> **TASK GOAL**: Output each line of the material exactly as it stands.

> **INPUT DATA**:
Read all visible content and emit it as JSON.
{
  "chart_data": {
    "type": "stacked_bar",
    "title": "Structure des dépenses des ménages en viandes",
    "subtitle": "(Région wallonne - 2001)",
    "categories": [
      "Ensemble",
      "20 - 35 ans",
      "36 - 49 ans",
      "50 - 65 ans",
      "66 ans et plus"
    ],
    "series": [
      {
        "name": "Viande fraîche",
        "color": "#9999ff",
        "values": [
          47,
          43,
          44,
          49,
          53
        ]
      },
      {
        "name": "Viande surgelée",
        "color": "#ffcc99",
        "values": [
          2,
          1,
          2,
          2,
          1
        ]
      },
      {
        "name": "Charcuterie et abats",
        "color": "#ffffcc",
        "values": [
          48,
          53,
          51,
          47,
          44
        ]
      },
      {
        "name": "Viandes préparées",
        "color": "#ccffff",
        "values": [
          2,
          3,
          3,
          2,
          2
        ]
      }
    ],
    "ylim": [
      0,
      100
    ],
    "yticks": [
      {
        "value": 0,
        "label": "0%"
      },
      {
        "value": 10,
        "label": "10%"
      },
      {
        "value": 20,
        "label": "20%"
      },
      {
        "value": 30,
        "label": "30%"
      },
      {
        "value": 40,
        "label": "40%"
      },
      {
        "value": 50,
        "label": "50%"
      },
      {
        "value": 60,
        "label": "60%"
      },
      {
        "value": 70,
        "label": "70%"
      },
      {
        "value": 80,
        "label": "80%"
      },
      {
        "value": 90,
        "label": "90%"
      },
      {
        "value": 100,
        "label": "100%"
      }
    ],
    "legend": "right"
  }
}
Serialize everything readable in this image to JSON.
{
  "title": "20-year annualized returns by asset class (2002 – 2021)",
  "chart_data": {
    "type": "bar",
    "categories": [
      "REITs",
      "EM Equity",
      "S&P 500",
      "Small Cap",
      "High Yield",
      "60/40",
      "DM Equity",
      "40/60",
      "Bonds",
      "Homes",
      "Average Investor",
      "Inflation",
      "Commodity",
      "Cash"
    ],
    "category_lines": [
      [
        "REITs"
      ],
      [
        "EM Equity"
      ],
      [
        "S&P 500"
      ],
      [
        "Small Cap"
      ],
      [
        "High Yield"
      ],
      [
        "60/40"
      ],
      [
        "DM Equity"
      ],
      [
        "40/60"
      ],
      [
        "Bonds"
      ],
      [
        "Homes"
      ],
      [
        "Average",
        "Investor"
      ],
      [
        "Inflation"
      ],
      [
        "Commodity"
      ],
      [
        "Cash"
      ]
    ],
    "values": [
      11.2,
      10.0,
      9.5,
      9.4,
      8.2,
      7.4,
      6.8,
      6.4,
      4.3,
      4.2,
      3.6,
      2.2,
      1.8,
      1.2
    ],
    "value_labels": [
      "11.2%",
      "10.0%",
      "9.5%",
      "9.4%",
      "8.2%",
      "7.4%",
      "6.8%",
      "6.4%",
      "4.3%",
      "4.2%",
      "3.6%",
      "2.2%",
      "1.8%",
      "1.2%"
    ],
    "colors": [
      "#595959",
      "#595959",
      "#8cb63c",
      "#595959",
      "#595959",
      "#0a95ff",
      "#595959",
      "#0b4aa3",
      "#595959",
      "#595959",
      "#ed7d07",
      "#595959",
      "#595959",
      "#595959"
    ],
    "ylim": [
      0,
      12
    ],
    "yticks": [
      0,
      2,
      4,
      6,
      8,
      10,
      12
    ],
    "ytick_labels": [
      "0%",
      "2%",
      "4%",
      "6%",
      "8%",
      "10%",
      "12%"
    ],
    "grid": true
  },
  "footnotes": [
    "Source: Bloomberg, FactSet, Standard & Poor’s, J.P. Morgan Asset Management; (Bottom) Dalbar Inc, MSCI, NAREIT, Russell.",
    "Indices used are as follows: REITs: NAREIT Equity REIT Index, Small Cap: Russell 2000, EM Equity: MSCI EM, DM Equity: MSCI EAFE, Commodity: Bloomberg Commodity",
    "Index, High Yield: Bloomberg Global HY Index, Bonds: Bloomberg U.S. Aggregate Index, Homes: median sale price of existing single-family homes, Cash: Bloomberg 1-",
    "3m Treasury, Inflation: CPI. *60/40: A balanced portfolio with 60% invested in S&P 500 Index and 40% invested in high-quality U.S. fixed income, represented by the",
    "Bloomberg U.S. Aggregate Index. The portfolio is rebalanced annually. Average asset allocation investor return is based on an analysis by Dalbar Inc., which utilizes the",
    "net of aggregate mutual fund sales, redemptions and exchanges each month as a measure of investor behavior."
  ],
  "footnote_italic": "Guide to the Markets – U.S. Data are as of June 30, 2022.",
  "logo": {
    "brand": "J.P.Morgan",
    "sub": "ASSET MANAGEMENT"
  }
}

> **OUTPUT FOR THIS EXERCISE**:
Read all visible content and emit it as JSON.
{
  "chart_data": {
    "type": "stacked_bar",
    "title": "Structure des dépenses des ménages en viandes",
    "subtitle": "(Région wallonne - 2001)",
    "categories": [
      "Ensemble",
      "20 - 35 ans",
      "36 - 49 ans",
      "50 - 65 ans",
      "66 ans et plus"
    ],
    "series": [
      {
        "name": "Viande fraîche",
        "color": "#9999ff",
        "values": [
          47,
          43,
          44,
          49,
          53
        ]
      },
      {
        "name": "Viande surgelée",
        "color": "#ffcc99",
        "values": [
          2,
          1,
          2,
          2,
          1
        ]
      },
      {
        "name": "Charcuterie et abats",
        "color": "#ffffcc",
        "values": [
          48,
          53,
          51,
          47,
          44
        ]
      },
      {
        "name": "Viandes préparées",
        "color": "#ccffff",
        "values": [
          2,
          3,
          3,
          2,
          2
        ]
      }
    ],
    "ylim": [
      0,
      100
    ],
    "yticks": [
      {
        "value": 0,
        "label": "0%"
      },
      {
        "value": 10,
        "label": "10%"
      },
      {
        "value": 20,
        "label": "20%"
      },
      {
        "value": 30,
        "label": "30%"
      },
      {
        "value": 40,
        "label": "40%"
      },
      {
        "value": 50,
        "label": "50%"
      },
      {
        "value": 60,
        "label": "60%"
      },
      {
        "value": 70,
        "label": "70%"
      },
      {
        "value": 80,
        "label": "80%"
      },
      {
        "value": 90,
        "label": "90%"
      },
      {
        "value": 100,
        "label": "100%"
      }
    ],
    "legend": "right"
  }
}
Serialize everything readable in this image to JSON.
{
  "title": "20-year annualized returns by asset class (2002 – 2021)",
  "chart_data": {
    "type": "bar",
    "categories": [
      "REITs",
      "EM Equity",
      "S&P 500",
      "Small Cap",
      "High Yield",
      "60/40",
      "DM Equity",
      "40/60",
      "Bonds",
      "Homes",
      "Average Investor",
      "Inflation",
      "Commodity",
      "Cash"
    ],
    "category_lines": [
      [
        "REITs"
      ],
      [
        "EM Equity"
      ],
      [
        "S&P 500"
      ],
      [
        "Small Cap"
      ],
      [
        "High Yield"
      ],
      [
        "60/40"
      ],
      [
        "DM Equity"
      ],
      [
        "40/60"
      ],
      [
        "Bonds"
      ],
      [
        "Homes"
      ],
      [
        "Average",
        "Investor"
      ],
      [
        "Inflation"
      ],
      [
        "Commodity"
      ],
      [
        "Cash"
      ]
    ],
    "values": [
      11.2,
      10.0,
      9.5,
      9.4,
      8.2,
      7.4,
      6.8,
      6.4,
      4.3,
      4.2,
      3.6,
      2.2,
      1.8,
      1.2
    ],
    "value_labels": [
      "11.2%",
      "10.0%",
      "9.5%",
      "9.4%",
      "8.2%",
      "7.4%",
      "6.8%",
      "6.4%",
      "4.3%",
      "4.2%",
      "3.6%",
      "2.2%",
      "1.8%",
      "1.2%"
    ],
    "colors": [
      "#595959",
      "#595959",
      "#8cb63c",
      "#595959",
      "#595959",
      "#0a95ff",
      "#595959",
      "#0b4aa3",
      "#595959",
      "#595959",
      "#ed7d07",
      "#595959",
      "#595959",
      "#595959"
    ],
    "ylim": [
      0,
      12
    ],
    "yticks": [
      0,
      2,
      4,
      6,
      8,
      10,
      12
    ],
    "ytick_labels": [
      "0%",
      "2%",
      "4%",
      "6%",
      "8%",
      "10%",
      "12%"
    ],
    "grid": true
  },
  "footnotes": [
    "Source: Bloomberg, FactSet, Standard & Poor’s, J.P. Morgan Asset Management; (Bottom) Dalbar Inc, MSCI, NAREIT, Russell.",
    "Indices used are as follows: REITs: NAREIT Equity REIT Index, Small Cap: Russell 2000, EM Equity: MSCI EM, DM Equity: MSCI EAFE, Commodity: Bloomberg Commodity",
    "Index, High Yield: Bloomberg Global HY Index, Bonds: Bloomberg U.S. Aggregate Index, Homes: median sale price of existing single-family homes, Cash: Bloomberg 1-",
    "3m Treasury, Inflation: CPI. *60/40: A balanced portfolio with 60% invested in S&P 500 Index and 40% invested in high-quality U.S. fixed income, represented by the",
    "Bloomberg U.S. Aggregate Index. The portfolio is rebalanced annually. Average asset allocation investor return is based on an analysis by Dalbar Inc., which utilizes the",
    "net of aggregate mutual fund sales, redemptions and exchanges each month as a measure of investor behavior."
  ],
  "footnote_italic": "Guide to the Markets – U.S. Data are as of June 30, 2022.",
  "logo": {
    "brand": "J.P.Morgan",
    "sub": "ASSET MANAGEMENT"
  }
}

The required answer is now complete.